Texto selecionado:
------------------------------------------------------------------------
Com quase duas dúzias de livros publicados, um prêmio São Paulo de Literatura e um conto selecionada pela revista inglesa “Granta”
que reuniu os melhores escritores jovens brasileiros, Lísias foi
censurado. O autor teve uma obra impedida de ser lida em uma escola
particular do ABC Paulista.
Os desdobramentos dessa censura vão
desde a demissão de um professor que tinha grande aceitação pelos alunos
até a confissão de que o livro foi impedido sem sequer ser lido. Tudo
isso intercalado de cenas tragicômicas. Em entrevista ao Yahoo Notícias
ele conta mais sobre essa história e sobre como tem relacionado sua
produção literária com o Brasil de 2019.
Yahoo Notícias: Como é ser um escritor no Brasil de 2019? A realidade supera a ficção?
Ricardo Lísias:
Pois é. É uma pergunta que tem surgido um pouco por aí agora. Muita
gente tem dito que a realidade se tornou inimaginável. E talvez isso
tenha algum sentido. Chegamos em uma situação em que não conseguimos
acreditar que isso chegaria. Vivi algumas situações no ano passado em
que as pessoas me falavam... ‘Não... Isso não vai acontecer’... ‘Não
chegaríamos a esse ponto’. A imaginação não alcançou. Ninguém conseguiu
prever isso. Mesmo a não ficção. Estudos e análises apontavam que não
chegaríamos a esse ponto. A gente já chegou e está ultrapassando. A vida
ficou muito difícil. No campo específico da literatura... Nos eventos
que eu vou percebo que já existe autores com certo medo. Existe uma
autocensura. Existe também um estrangulamento financeiro. Eventos
pararam de receber verbas e as coisas passaram a ficar burocraticamente
difíceis de propósito.
Yahoo Notícias: Como o senhor define a relação entre literatura e política? Ela tem mudado com o tempo?
Ricardo Lísias: Sim.
Até porque a própria questão política muda. As duas instâncias mudam.
Tanto a política como a literatura. Sempre foi uma relação muito
conflituosa. Muito problemática. Eu acho que a literatura está inserida
na vida social. O livro ocupa um determinado espaço. Foi o que eu quis
fazer com esse livro com o nome do Eduardo Cunha. Eu queria fazer um ato
de provocação política. Eu acho que os livros podem se inserir em uma
determinada situação social e essa situação social também se faz
presente no livro. Se a consequência dessa sua pergunta fosse se a
literatura deu conta dessa realidade? Da situação política atual? Aí eu
acho mais problemático. Eu tenho uma tese que é difícil de defender.
Estou escrevendo sobre isso nesse momento. Eu acredito que sociedades
que produziram certo tipo de literatura conseguem produzir acordos que
impedem que a extrema direita não chegue ao poder. Notei que sociedades
que já aboliram ou que nem se preocupam tanto com o gênero literário.
------------------------------------------------------------------------
Dados registrados:
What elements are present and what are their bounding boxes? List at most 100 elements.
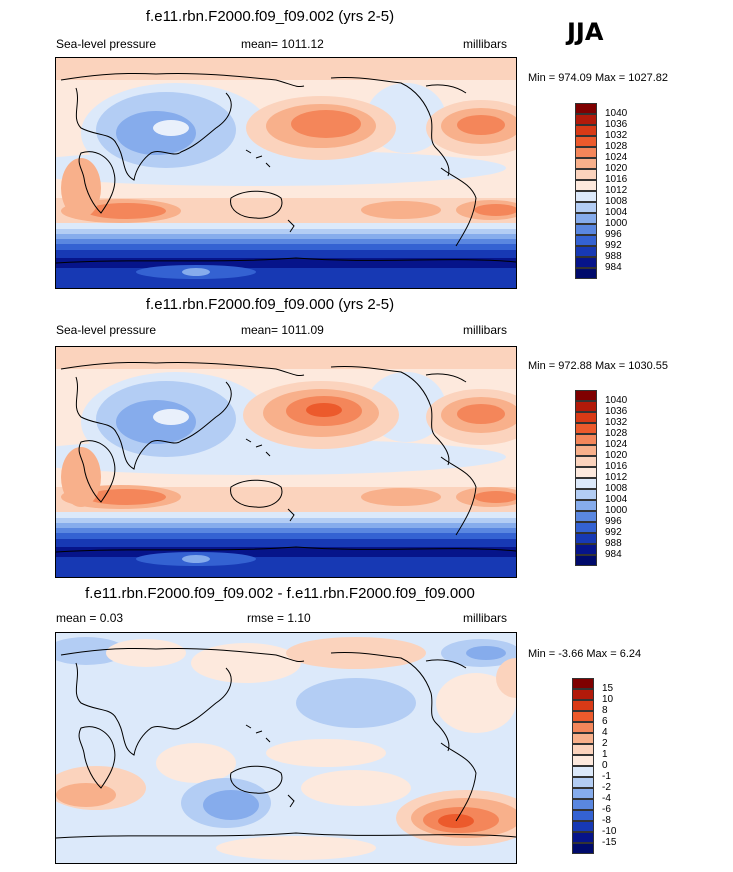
------------------------------------------------------------------------
Sua tarefa:
Na entrevista com Ricardo Lísias, copie sem nenhuma alteração o trecho que começa em "que reuniu os" e termina em "supera a ficção?".

Resultado final:
que reuniu os melhores escritores jovens brasileiros, Lísias foi
censurado. O autor teve uma obra impedida de ser lida em uma escola
particular do ABC Paulista.
Os desdobramentos dessa censura vão
desde a demissão de um professor que tinha grande aceitação pelos alunos
até a confissão de que o livro foi impedido sem sequer ser lido. Tudo
isso intercalado de cenas tragicômicas. Em entrevista ao Yahoo Notícias
ele conta mais sobre essa história e sobre como tem relacionado sua
produção literária com o Brasil de 2019.
Yahoo Notícias: Como é ser um escritor no Brasil de 2019? A realidade supera a ficção?